- _GIVEN DATA_
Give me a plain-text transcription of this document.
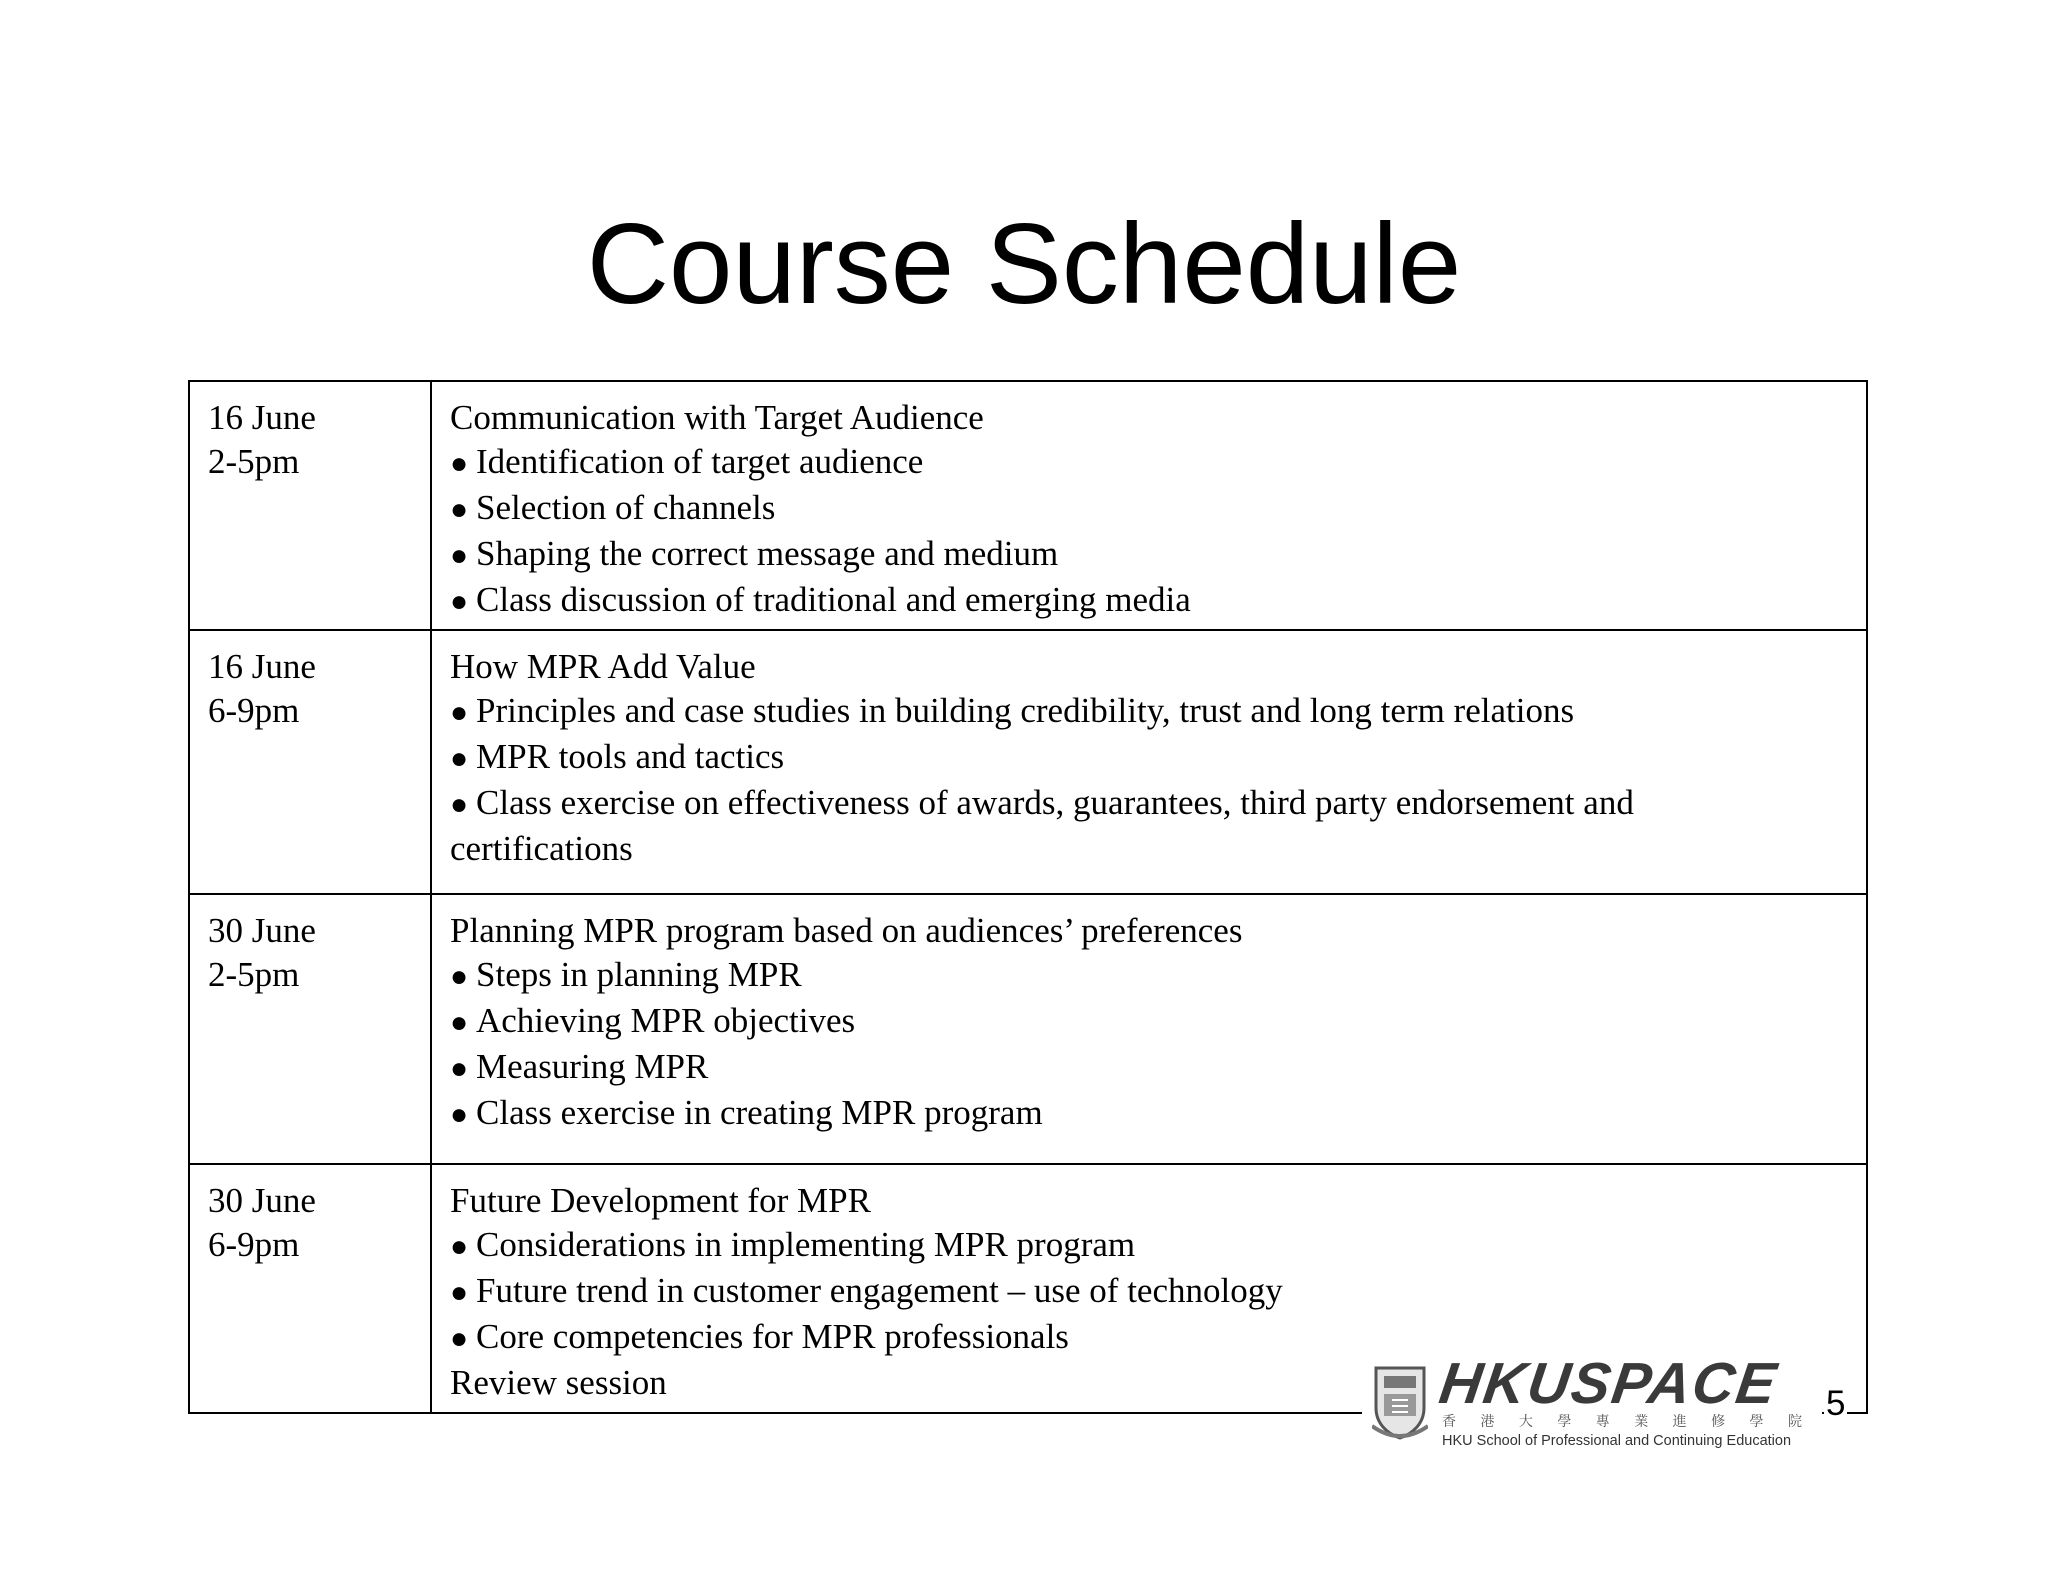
Course Schedule
16 June
2-5pm	Communication with Target Audience
● Identification of target audience
● Selection of channels
● Shaping the correct message and medium
● Class discussion of traditional and emerging media

16 June
6-9pm	How MPR Add Value
● Principles and case studies in building credibility, trust and long term relations
● MPR tools and tactics
● Class exercise on effectiveness of awards, guarantees, third party endorsement and certifications

30 June
2-5pm	Planning MPR program based on audiences’ preferences
● Steps in planning MPR
● Achieving MPR objectives
● Measuring MPR
● Class exercise in creating MPR program

30 June
6-9pm	Future Development for MPR
● Considerations in implementing MPR program
● Future trend in customer engagement – use of technology
● Core competencies for MPR professionals
Review session	HKUSPACE
香 港 大 學 專 業 進 修 學 院
HKU School of Professional and Continuing Education
5
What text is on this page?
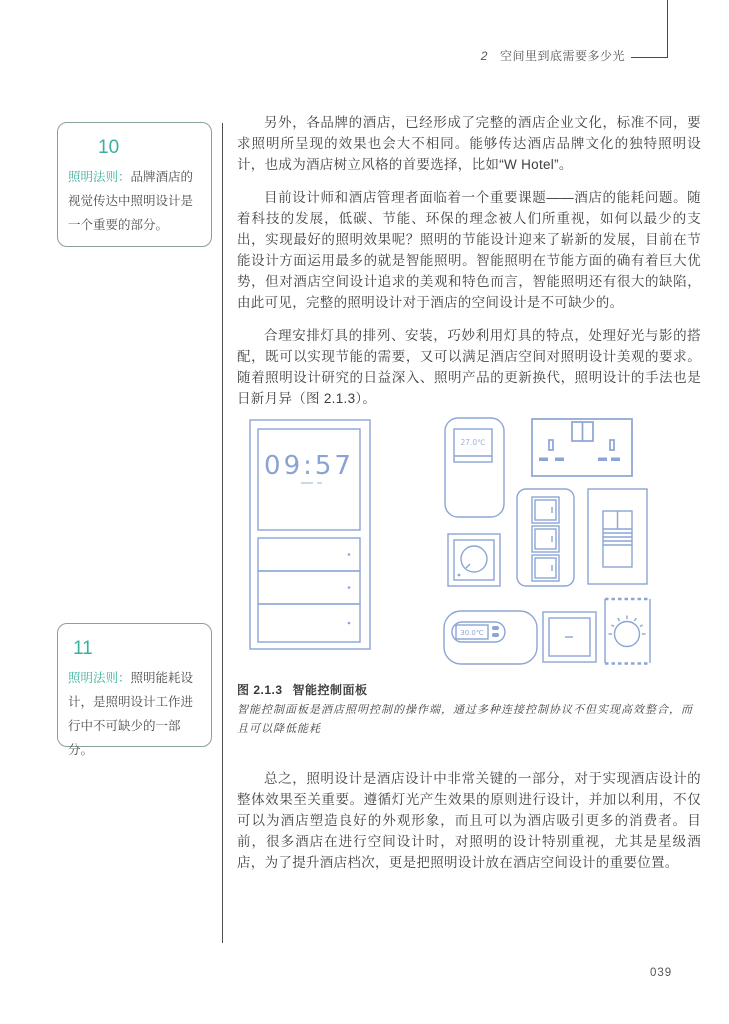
2 空间里到底需要多少光
10

照明法则：品牌酒店的视觉传达中照明设计是一个重要的部分。

11

照明法则：照明能耗设计，是照明设计工作进行中不可缺少的一部分。

另外，各品牌的酒店，已经形成了完整的酒店企业文化，标准不同，要求照明所呈现的效果也会大不相同。能够传达酒店品牌文化的独特照明设计，也成为酒店树立风格的首要选择，比如“W Hotel”。

目前设计师和酒店管理者面临着一个重要课题——酒店的能耗问题。随着科技的发展，低碳、节能、环保的理念被人们所重视，如何以最少的支出，实现最好的照明效果呢？照明的节能设计迎来了崭新的发展，目前在节能设计方面运用最多的就是智能照明。智能照明在节能方面的确有着巨大优势，但对酒店空间设计追求的美观和特色而言，智能照明还有很大的缺陷，由此可见，完整的照明设计对于酒店的空间设计是不可缺少的。

合理安排灯具的排列、安装，巧妙利用灯具的特点，处理好光与影的搭配，既可以实现节能的需要，又可以满足酒店空间对照明设计美观的要求。随着照明设计研究的日益深入、照明产品的更新换代，照明设计的手法也是日新月异（图 2.1.3）。

09:57
27.0℃
30.0℃

图 2.1.3 智能控制面板

智能控制面板是酒店照明控制的操作端，通过多种连接控制协议不但实现高效整合，而且可以降低能耗

总之，照明设计是酒店设计中非常关键的一部分，对于实现酒店设计的整体效果至关重要。遵循灯光产生效果的原则进行设计，并加以利用，不仅可以为酒店塑造良好的外观形象，而且可以为酒店吸引更多的消费者。目前，很多酒店在进行空间设计时，对照明的设计特别重视，尤其是星级酒店，为了提升酒店档次，更是把照明设计放在酒店空间设计的重要位置。

039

- _WHAT YOU HAVE TO DO_
Say, as a bare number, how many lines in the entries above include the string "exercise".

- _TASK SOLUTION_
2